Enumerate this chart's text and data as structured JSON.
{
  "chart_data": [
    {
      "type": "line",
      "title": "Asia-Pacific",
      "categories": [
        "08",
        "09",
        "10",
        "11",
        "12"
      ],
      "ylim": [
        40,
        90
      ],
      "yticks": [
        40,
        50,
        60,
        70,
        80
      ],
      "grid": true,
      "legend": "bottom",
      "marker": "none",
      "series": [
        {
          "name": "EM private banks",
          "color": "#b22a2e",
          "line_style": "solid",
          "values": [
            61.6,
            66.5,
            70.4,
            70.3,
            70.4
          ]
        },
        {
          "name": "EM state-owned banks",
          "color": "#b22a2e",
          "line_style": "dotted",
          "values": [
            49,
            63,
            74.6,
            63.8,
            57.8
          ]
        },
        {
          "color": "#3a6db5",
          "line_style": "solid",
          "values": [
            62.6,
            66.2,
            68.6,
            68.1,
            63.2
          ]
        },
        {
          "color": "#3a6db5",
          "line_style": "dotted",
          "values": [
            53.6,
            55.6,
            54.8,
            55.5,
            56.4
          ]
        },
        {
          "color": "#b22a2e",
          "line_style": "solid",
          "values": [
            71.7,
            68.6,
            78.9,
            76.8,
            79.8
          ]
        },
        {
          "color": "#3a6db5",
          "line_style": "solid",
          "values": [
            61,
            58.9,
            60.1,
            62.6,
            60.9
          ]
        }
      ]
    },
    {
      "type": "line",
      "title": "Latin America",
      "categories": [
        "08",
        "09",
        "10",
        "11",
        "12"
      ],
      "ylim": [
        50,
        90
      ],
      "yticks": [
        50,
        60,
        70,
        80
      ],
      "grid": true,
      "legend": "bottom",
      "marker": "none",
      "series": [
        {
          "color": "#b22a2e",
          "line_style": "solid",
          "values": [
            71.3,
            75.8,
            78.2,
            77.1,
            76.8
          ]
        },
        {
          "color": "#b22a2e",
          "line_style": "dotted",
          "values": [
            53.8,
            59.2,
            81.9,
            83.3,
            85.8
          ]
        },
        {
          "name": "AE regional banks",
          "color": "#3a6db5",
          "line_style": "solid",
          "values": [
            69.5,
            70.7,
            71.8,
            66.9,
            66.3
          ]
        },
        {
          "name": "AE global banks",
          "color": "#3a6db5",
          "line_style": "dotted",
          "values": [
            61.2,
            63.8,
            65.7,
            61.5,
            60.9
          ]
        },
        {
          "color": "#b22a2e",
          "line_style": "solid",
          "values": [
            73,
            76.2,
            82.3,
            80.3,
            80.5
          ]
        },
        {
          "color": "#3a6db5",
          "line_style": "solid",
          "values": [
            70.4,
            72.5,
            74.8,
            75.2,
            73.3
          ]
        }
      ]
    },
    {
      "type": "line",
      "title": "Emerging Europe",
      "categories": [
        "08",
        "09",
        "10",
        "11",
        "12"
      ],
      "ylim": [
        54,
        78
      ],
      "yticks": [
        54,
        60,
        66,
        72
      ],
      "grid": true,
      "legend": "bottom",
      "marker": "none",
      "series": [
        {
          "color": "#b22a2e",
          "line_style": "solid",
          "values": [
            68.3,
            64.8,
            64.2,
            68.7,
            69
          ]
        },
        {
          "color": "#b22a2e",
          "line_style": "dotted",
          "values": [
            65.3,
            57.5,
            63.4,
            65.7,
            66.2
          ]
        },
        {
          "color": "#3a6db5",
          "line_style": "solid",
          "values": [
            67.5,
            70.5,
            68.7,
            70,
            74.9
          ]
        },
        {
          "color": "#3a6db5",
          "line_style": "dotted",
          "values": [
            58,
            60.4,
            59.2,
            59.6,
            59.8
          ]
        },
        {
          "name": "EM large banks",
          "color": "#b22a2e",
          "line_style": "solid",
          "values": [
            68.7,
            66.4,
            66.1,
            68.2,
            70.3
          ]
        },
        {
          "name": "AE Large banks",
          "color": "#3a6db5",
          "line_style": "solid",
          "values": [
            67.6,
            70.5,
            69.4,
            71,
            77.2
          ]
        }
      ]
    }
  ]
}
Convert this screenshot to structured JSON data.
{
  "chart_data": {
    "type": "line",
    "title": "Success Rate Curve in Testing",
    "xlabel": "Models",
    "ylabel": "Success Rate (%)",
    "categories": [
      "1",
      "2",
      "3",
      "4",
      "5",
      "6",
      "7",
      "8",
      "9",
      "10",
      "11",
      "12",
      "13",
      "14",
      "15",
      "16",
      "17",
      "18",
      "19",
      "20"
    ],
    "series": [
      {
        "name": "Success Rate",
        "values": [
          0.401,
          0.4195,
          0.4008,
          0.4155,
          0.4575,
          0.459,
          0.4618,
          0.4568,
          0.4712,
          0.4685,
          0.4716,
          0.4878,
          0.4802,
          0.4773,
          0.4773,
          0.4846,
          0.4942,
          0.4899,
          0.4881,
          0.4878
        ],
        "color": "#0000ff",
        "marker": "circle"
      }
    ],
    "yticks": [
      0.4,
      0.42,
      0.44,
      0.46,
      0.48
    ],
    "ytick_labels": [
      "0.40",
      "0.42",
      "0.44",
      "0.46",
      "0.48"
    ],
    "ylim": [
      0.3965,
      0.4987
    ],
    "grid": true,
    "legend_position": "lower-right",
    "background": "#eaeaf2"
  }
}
━━━━━━
| Exercise details |
Pull out the lines above in which the word "title" appears.

| Reply |
      "title": "Asia-Pacific",
      "title": "Latin America",
      "title": "Emerging Europe",
    "title": "Success Rate Curve in Testing",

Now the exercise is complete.